What the task requires: Please list all lines of the material below in which the string "content" occurs.

Saved entries
━━━━━━━━
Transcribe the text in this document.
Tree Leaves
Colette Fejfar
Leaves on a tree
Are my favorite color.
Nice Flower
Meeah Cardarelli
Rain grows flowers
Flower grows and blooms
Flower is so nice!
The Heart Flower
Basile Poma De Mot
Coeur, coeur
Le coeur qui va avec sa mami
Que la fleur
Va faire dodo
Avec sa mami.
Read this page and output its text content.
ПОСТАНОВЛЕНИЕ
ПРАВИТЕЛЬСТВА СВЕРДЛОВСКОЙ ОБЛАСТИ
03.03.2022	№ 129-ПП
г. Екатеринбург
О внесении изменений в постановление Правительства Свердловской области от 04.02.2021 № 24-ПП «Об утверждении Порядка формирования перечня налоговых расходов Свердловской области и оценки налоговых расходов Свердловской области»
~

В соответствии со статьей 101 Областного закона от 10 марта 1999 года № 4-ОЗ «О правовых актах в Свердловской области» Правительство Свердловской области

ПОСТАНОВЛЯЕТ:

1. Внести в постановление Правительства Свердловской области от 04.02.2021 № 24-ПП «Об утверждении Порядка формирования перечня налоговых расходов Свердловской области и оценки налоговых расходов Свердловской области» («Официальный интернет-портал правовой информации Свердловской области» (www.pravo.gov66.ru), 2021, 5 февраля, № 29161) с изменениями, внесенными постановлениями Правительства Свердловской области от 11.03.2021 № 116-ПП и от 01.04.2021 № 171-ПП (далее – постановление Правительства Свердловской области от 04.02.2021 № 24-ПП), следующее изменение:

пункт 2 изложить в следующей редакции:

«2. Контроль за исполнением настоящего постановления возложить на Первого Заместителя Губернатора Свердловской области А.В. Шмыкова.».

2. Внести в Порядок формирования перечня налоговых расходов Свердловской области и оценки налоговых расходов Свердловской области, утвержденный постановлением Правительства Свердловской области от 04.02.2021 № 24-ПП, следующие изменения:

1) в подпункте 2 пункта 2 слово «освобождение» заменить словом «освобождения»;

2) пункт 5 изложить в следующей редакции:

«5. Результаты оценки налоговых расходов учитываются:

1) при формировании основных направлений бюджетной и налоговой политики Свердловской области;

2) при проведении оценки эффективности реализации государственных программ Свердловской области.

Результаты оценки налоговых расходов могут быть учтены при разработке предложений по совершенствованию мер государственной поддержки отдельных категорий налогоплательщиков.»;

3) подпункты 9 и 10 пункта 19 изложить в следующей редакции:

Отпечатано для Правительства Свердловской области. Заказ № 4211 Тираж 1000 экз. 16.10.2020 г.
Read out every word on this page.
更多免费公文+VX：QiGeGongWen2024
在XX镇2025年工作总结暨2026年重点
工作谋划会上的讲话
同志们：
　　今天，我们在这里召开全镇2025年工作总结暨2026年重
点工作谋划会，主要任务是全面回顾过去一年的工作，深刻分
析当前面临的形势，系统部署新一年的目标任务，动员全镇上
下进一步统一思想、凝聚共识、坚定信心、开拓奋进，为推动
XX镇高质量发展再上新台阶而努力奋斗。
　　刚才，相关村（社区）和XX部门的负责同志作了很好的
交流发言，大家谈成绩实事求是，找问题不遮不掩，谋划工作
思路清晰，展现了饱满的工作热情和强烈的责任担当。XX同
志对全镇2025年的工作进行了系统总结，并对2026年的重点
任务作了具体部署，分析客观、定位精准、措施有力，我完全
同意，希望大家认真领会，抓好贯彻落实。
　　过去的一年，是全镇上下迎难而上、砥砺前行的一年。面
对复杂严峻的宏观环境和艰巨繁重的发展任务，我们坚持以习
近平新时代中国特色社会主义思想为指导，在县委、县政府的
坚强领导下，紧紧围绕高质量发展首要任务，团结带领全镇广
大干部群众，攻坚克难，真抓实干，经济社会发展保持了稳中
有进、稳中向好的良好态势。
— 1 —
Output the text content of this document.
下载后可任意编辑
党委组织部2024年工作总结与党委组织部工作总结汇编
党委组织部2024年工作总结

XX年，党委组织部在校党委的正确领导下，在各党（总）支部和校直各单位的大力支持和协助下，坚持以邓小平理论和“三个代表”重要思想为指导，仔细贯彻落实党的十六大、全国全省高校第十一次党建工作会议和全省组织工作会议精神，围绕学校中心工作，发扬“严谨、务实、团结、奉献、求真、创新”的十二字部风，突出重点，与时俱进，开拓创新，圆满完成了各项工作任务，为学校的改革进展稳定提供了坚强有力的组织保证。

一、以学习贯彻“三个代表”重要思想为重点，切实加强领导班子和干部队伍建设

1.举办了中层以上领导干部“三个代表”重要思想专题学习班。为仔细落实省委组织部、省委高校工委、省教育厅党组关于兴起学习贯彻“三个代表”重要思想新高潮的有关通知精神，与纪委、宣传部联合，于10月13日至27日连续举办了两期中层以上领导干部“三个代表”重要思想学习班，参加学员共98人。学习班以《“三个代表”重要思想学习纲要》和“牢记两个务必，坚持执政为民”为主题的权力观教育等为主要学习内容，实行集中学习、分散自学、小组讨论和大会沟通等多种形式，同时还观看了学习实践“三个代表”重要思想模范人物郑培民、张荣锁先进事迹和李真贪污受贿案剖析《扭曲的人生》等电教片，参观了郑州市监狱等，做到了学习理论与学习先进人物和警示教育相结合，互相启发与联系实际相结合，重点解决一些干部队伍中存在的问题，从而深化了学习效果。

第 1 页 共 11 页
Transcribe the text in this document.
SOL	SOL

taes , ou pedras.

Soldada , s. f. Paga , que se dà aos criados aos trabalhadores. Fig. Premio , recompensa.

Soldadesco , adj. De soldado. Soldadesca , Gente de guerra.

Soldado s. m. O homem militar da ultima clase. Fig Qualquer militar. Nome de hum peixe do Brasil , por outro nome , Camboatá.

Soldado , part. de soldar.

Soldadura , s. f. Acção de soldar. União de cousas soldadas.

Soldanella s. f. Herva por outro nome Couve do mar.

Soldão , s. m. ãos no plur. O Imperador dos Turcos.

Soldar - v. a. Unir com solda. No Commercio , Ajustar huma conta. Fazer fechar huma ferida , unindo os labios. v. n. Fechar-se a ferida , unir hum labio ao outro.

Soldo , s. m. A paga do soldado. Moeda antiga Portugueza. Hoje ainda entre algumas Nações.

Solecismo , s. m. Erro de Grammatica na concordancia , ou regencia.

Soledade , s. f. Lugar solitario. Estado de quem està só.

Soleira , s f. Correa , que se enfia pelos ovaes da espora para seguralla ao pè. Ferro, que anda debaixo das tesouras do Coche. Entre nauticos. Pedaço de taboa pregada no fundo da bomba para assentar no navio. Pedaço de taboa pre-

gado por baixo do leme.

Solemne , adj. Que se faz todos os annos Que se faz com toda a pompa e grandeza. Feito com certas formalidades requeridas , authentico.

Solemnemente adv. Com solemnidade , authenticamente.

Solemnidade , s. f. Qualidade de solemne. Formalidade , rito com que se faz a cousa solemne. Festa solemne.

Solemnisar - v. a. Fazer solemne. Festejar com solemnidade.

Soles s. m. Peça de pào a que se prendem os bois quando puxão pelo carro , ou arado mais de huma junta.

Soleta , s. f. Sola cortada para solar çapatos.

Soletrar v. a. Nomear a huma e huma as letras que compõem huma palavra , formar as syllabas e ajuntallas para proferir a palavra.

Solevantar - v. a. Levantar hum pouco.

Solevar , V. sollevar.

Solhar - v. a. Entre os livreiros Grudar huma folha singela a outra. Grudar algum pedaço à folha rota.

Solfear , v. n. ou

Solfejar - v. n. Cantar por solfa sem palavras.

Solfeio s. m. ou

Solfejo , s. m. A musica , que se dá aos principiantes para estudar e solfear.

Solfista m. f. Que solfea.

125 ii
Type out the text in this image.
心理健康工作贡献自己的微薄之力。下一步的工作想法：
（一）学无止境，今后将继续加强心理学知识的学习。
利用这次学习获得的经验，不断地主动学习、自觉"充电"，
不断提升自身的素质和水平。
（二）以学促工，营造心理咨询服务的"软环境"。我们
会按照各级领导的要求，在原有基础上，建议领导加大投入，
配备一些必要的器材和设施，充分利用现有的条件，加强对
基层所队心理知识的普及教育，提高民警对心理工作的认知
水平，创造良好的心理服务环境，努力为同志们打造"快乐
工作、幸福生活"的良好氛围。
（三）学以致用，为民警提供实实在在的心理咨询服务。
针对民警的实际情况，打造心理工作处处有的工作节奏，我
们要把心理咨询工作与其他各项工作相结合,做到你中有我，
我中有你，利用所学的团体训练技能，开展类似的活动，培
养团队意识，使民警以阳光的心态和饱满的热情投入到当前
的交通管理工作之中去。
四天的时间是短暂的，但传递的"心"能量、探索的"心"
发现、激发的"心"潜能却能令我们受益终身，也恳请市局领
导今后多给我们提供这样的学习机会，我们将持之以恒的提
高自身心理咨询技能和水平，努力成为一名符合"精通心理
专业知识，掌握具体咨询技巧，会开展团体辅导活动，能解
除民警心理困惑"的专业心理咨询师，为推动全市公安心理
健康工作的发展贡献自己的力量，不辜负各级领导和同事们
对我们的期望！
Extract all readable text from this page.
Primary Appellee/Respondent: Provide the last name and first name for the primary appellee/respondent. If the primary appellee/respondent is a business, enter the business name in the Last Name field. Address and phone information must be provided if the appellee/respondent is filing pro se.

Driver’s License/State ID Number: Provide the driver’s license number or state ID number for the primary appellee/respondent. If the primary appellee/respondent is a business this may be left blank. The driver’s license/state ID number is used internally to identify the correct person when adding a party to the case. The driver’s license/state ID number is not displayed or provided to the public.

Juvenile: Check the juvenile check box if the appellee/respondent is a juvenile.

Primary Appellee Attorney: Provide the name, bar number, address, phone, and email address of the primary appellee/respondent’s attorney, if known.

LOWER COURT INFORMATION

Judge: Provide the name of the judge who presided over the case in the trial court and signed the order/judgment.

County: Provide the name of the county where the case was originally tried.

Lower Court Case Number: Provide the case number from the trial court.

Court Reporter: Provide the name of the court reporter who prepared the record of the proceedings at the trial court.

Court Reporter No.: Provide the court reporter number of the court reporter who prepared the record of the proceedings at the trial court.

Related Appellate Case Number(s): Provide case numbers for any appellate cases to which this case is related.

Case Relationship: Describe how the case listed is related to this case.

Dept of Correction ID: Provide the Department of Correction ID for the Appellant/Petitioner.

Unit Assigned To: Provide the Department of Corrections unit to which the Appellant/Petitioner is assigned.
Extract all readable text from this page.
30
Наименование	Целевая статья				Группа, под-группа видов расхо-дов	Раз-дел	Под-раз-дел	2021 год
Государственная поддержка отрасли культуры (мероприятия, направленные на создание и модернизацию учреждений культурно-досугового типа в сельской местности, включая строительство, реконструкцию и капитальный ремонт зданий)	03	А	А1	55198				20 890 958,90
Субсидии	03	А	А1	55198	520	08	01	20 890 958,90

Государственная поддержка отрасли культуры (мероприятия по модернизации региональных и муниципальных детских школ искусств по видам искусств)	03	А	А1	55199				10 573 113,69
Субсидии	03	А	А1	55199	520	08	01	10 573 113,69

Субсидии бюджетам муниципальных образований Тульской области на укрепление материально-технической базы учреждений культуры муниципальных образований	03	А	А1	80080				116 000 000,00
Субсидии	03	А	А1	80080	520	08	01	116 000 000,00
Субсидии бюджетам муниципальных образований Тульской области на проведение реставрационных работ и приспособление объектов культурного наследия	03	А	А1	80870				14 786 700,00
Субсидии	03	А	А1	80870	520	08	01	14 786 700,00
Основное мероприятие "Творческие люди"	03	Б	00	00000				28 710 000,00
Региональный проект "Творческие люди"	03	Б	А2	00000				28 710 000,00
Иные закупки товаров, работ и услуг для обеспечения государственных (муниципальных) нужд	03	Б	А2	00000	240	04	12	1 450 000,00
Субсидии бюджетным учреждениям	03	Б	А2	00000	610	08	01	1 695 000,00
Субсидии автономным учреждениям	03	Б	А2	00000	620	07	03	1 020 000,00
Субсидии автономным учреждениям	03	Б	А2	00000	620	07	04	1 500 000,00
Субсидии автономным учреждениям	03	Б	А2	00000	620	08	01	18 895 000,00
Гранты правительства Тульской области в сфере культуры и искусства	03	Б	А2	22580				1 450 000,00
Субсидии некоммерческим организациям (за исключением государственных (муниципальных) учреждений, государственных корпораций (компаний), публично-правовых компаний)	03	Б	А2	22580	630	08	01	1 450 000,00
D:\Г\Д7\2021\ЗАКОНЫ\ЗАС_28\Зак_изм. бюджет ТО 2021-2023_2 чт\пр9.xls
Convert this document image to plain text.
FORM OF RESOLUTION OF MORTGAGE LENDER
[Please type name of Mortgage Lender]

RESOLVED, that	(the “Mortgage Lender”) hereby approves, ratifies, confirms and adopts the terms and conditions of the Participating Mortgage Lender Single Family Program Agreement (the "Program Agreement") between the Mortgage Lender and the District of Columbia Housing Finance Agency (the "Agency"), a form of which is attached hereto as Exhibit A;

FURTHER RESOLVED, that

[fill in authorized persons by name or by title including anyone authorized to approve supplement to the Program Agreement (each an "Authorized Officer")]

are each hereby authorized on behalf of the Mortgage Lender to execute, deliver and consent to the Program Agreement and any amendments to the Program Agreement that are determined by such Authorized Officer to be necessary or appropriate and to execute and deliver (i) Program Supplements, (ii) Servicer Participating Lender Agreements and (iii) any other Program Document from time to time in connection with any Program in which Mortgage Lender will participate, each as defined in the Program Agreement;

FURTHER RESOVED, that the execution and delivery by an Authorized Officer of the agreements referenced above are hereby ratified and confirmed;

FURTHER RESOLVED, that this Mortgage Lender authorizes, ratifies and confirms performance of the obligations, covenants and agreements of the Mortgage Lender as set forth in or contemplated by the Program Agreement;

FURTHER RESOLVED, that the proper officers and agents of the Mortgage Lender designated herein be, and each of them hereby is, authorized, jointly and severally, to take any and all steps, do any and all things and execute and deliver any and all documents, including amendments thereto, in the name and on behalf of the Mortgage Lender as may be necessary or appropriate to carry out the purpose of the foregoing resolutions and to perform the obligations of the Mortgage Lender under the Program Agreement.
━━━━━━━━
Solution for this problem:
Read this page and output its text content.
Output the text content of this document.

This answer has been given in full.